__WHAT THIS TASK INVOLVES__: Rewrite the lines below, replacing every occurrence of "lock-icon" with "padlock-icon" and leaving everything else unchanged.

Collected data

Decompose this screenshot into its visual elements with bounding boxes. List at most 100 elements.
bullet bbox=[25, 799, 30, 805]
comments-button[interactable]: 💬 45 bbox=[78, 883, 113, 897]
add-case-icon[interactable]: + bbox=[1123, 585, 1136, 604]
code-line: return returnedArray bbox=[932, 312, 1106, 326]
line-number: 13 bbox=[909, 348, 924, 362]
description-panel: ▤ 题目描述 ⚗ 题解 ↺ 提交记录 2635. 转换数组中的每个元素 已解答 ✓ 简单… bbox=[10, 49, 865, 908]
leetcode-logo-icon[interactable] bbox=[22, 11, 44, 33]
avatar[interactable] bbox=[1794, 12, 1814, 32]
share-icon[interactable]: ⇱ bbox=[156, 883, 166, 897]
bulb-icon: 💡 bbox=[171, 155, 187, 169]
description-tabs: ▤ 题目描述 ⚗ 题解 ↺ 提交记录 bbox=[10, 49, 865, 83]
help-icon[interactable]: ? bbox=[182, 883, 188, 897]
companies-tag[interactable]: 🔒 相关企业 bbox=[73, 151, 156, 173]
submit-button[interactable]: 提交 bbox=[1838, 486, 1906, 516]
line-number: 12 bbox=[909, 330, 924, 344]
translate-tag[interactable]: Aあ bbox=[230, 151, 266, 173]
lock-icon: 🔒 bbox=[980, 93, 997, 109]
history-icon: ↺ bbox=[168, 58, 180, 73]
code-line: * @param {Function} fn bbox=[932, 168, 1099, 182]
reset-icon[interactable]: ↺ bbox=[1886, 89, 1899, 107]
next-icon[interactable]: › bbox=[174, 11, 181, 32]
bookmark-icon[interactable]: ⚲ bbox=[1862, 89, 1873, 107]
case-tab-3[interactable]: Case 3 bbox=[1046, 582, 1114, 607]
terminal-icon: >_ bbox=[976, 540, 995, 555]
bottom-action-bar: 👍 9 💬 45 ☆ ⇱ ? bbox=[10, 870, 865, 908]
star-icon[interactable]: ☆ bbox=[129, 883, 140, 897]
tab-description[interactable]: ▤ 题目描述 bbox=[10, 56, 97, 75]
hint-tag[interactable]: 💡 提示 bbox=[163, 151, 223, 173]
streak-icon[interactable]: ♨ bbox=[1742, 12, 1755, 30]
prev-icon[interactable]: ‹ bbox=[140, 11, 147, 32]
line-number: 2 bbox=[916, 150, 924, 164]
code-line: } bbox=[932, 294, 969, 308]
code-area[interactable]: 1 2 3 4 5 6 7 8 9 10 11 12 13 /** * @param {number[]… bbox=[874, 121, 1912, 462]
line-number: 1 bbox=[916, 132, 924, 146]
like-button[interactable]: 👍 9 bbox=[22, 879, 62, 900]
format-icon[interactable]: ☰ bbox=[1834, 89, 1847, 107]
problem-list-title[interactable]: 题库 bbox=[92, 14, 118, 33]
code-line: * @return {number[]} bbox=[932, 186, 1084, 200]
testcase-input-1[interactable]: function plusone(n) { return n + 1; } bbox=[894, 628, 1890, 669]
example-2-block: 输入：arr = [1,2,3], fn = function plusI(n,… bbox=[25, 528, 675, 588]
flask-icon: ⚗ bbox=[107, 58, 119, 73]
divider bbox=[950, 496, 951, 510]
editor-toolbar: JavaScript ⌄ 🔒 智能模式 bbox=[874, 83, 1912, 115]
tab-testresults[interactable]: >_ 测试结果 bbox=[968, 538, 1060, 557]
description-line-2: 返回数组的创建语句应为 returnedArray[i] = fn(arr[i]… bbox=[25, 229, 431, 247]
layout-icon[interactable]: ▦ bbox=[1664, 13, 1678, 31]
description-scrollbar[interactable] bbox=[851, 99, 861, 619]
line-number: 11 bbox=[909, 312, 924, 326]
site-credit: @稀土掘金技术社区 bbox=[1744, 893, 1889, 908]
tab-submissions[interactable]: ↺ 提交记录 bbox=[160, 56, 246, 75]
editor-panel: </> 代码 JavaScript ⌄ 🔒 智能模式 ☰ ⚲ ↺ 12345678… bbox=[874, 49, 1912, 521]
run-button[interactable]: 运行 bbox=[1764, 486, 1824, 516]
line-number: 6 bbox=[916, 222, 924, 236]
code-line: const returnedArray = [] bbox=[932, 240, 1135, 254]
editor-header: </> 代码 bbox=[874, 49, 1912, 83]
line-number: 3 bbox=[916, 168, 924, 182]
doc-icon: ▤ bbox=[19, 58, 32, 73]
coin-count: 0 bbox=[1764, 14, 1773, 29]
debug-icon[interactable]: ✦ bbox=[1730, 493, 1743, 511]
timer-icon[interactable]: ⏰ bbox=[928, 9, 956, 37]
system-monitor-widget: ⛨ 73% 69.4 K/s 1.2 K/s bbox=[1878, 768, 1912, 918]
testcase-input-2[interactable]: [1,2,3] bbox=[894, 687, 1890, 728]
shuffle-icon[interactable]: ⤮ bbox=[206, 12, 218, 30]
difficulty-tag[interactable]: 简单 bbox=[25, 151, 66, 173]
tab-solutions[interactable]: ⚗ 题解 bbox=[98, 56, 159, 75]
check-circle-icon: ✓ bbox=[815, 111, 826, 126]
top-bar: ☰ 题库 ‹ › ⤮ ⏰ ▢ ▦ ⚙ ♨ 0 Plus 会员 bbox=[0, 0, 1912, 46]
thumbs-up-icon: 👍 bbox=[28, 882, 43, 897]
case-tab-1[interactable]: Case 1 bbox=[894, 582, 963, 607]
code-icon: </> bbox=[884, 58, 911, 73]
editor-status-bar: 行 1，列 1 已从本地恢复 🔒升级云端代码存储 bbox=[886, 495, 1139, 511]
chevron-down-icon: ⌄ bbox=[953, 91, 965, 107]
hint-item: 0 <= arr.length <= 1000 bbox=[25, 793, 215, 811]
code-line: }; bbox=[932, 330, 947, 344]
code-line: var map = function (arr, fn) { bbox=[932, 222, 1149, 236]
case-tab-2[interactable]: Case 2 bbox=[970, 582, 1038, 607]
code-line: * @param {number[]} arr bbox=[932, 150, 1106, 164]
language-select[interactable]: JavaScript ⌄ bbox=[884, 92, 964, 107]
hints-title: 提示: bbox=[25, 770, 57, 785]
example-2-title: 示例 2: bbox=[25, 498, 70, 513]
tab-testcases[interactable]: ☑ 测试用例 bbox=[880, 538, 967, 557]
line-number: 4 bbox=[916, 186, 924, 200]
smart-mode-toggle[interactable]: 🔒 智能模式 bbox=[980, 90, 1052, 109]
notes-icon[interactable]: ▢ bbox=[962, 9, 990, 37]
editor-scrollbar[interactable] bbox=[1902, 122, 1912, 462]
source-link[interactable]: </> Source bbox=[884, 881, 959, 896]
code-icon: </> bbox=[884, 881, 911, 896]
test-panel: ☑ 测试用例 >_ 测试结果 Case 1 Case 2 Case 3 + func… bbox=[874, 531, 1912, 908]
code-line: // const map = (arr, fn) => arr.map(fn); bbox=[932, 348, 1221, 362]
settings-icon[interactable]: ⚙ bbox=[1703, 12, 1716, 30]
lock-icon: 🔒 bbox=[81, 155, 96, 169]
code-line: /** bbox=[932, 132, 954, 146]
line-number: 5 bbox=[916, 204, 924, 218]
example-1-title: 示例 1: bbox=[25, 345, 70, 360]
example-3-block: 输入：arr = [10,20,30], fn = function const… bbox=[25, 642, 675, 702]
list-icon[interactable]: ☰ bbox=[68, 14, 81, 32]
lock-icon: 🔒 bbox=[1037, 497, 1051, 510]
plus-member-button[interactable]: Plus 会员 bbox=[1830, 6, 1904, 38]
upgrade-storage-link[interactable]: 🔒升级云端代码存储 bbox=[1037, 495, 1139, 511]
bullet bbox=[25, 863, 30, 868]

__EXERCISE OUTPUT__:
Decompose this screenshot into its visual elements with bounding boxes. List at most 100 elements.
bullet bbox=[25, 799, 30, 805]
comments-button[interactable]: 💬 45 bbox=[78, 883, 113, 897]
add-case-icon[interactable]: + bbox=[1123, 585, 1136, 604]
code-line: return returnedArray bbox=[932, 312, 1106, 326]
line-number: 13 bbox=[909, 348, 924, 362]
description-panel: ▤ 题目描述 ⚗ 题解 ↺ 提交记录 2635. 转换数组中的每个元素 已解答 ✓ 简单… bbox=[10, 49, 865, 908]
leetcode-logo-icon[interactable] bbox=[22, 11, 44, 33]
avatar[interactable] bbox=[1794, 12, 1814, 32]
share-icon[interactable]: ⇱ bbox=[156, 883, 166, 897]
bulb-icon: 💡 bbox=[171, 155, 187, 169]
description-tabs: ▤ 题目描述 ⚗ 题解 ↺ 提交记录 bbox=[10, 49, 865, 83]
help-icon[interactable]: ? bbox=[182, 883, 188, 897]
companies-tag[interactable]: 🔒 相关企业 bbox=[73, 151, 156, 173]
submit-button[interactable]: 提交 bbox=[1838, 486, 1906, 516]
line-number: 12 bbox=[909, 330, 924, 344]
translate-tag[interactable]: Aあ bbox=[230, 151, 266, 173]
padlock-icon: 🔒 bbox=[980, 93, 997, 109]
history-icon: ↺ bbox=[168, 58, 180, 73]
code-line: * @param {Function} fn bbox=[932, 168, 1099, 182]
reset-icon[interactable]: ↺ bbox=[1886, 89, 1899, 107]
next-icon[interactable]: › bbox=[174, 11, 181, 32]
bookmark-icon[interactable]: ⚲ bbox=[1862, 89, 1873, 107]
case-tab-3[interactable]: Case 3 bbox=[1046, 582, 1114, 607]
terminal-icon: >_ bbox=[976, 540, 995, 555]
bottom-action-bar: 👍 9 💬 45 ☆ ⇱ ? bbox=[10, 870, 865, 908]
star-icon[interactable]: ☆ bbox=[129, 883, 140, 897]
tab-description[interactable]: ▤ 题目描述 bbox=[10, 56, 97, 75]
hint-tag[interactable]: 💡 提示 bbox=[163, 151, 223, 173]
streak-icon[interactable]: ♨ bbox=[1742, 12, 1755, 30]
prev-icon[interactable]: ‹ bbox=[140, 11, 147, 32]
line-number: 2 bbox=[916, 150, 924, 164]
code-line: } bbox=[932, 294, 969, 308]
code-area[interactable]: 1 2 3 4 5 6 7 8 9 10 11 12 13 /** * @param {number[]… bbox=[874, 121, 1912, 462]
line-number: 1 bbox=[916, 132, 924, 146]
like-button[interactable]: 👍 9 bbox=[22, 879, 62, 900]
format-icon[interactable]: ☰ bbox=[1834, 89, 1847, 107]
problem-list-title[interactable]: 题库 bbox=[92, 14, 118, 33]
code-line: * @return {number[]} bbox=[932, 186, 1084, 200]
testcase-input-1[interactable]: function plusone(n) { return n + 1; } bbox=[894, 628, 1890, 669]
example-2-block: 输入：arr = [1,2,3], fn = function plusI(n,… bbox=[25, 528, 675, 588]
flask-icon: ⚗ bbox=[107, 58, 119, 73]
divider bbox=[950, 496, 951, 510]
editor-toolbar: JavaScript ⌄ 🔒 智能模式 bbox=[874, 83, 1912, 115]
tab-testresults[interactable]: >_ 测试结果 bbox=[968, 538, 1060, 557]
description-line-2: 返回数组的创建语句应为 returnedArray[i] = fn(arr[i]… bbox=[25, 229, 431, 247]
layout-icon[interactable]: ▦ bbox=[1664, 13, 1678, 31]
description-scrollbar[interactable] bbox=[851, 99, 861, 619]
line-number: 11 bbox=[909, 312, 924, 326]
site-credit: @稀土掘金技术社区 bbox=[1744, 893, 1889, 908]
tab-submissions[interactable]: ↺ 提交记录 bbox=[160, 56, 246, 75]
editor-panel: </> 代码 JavaScript ⌄ 🔒 智能模式 ☰ ⚲ ↺ 12345678… bbox=[874, 49, 1912, 521]
run-button[interactable]: 运行 bbox=[1764, 486, 1824, 516]
line-number: 6 bbox=[916, 222, 924, 236]
code-line: const returnedArray = [] bbox=[932, 240, 1135, 254]
editor-header: </> 代码 bbox=[874, 49, 1912, 83]
line-number: 3 bbox=[916, 168, 924, 182]
doc-icon: ▤ bbox=[19, 58, 32, 73]
coin-count: 0 bbox=[1764, 14, 1773, 29]
debug-icon[interactable]: ✦ bbox=[1730, 493, 1743, 511]
timer-icon[interactable]: ⏰ bbox=[928, 9, 956, 37]
system-monitor-widget: ⛨ 73% 69.4 K/s 1.2 K/s bbox=[1878, 768, 1912, 918]
testcase-input-2[interactable]: [1,2,3] bbox=[894, 687, 1890, 728]
shuffle-icon[interactable]: ⤮ bbox=[206, 12, 218, 30]
difficulty-tag[interactable]: 简单 bbox=[25, 151, 66, 173]
tab-solutions[interactable]: ⚗ 题解 bbox=[98, 56, 159, 75]
check-circle-icon: ✓ bbox=[815, 111, 826, 126]
top-bar: ☰ 题库 ‹ › ⤮ ⏰ ▢ ▦ ⚙ ♨ 0 Plus 会员 bbox=[0, 0, 1912, 46]
thumbs-up-icon: 👍 bbox=[28, 882, 43, 897]
case-tab-1[interactable]: Case 1 bbox=[894, 582, 963, 607]
code-icon: </> bbox=[884, 58, 911, 73]
editor-status-bar: 行 1，列 1 已从本地恢复 🔒升级云端代码存储 bbox=[886, 495, 1139, 511]
chevron-down-icon: ⌄ bbox=[953, 91, 965, 107]
hint-item: 0 <= arr.length <= 1000 bbox=[25, 793, 215, 811]
code-line: }; bbox=[932, 330, 947, 344]
code-line: var map = function (arr, fn) { bbox=[932, 222, 1149, 236]
case-tab-2[interactable]: Case 2 bbox=[970, 582, 1038, 607]
code-line: * @param {number[]} arr bbox=[932, 150, 1106, 164]
language-select[interactable]: JavaScript ⌄ bbox=[884, 92, 964, 107]
hints-title: 提示: bbox=[25, 770, 57, 785]
example-2-title: 示例 2: bbox=[25, 498, 70, 513]
tab-testcases[interactable]: ☑ 测试用例 bbox=[880, 538, 967, 557]
line-number: 4 bbox=[916, 186, 924, 200]
smart-mode-toggle[interactable]: 🔒 智能模式 bbox=[980, 90, 1052, 109]
notes-icon[interactable]: ▢ bbox=[962, 9, 990, 37]
editor-scrollbar[interactable] bbox=[1902, 122, 1912, 462]
source-link[interactable]: </> Source bbox=[884, 881, 959, 896]
code-icon: </> bbox=[884, 881, 911, 896]
test-panel: ☑ 测试用例 >_ 测试结果 Case 1 Case 2 Case 3 + func… bbox=[874, 531, 1912, 908]
code-line: // const map = (arr, fn) => arr.map(fn); bbox=[932, 348, 1221, 362]
settings-icon[interactable]: ⚙ bbox=[1703, 12, 1716, 30]
padlock-icon: 🔒 bbox=[81, 155, 96, 169]
code-line: /** bbox=[932, 132, 954, 146]
line-number: 5 bbox=[916, 204, 924, 218]
example-1-title: 示例 1: bbox=[25, 345, 70, 360]
example-3-block: 输入：arr = [10,20,30], fn = function const… bbox=[25, 642, 675, 702]
list-icon[interactable]: ☰ bbox=[68, 14, 81, 32]
padlock-icon: 🔒 bbox=[1037, 497, 1051, 510]
plus-member-button[interactable]: Plus 会员 bbox=[1830, 6, 1904, 38]
upgrade-storage-link[interactable]: 🔒升级云端代码存储 bbox=[1037, 495, 1139, 511]
bullet bbox=[25, 863, 30, 868]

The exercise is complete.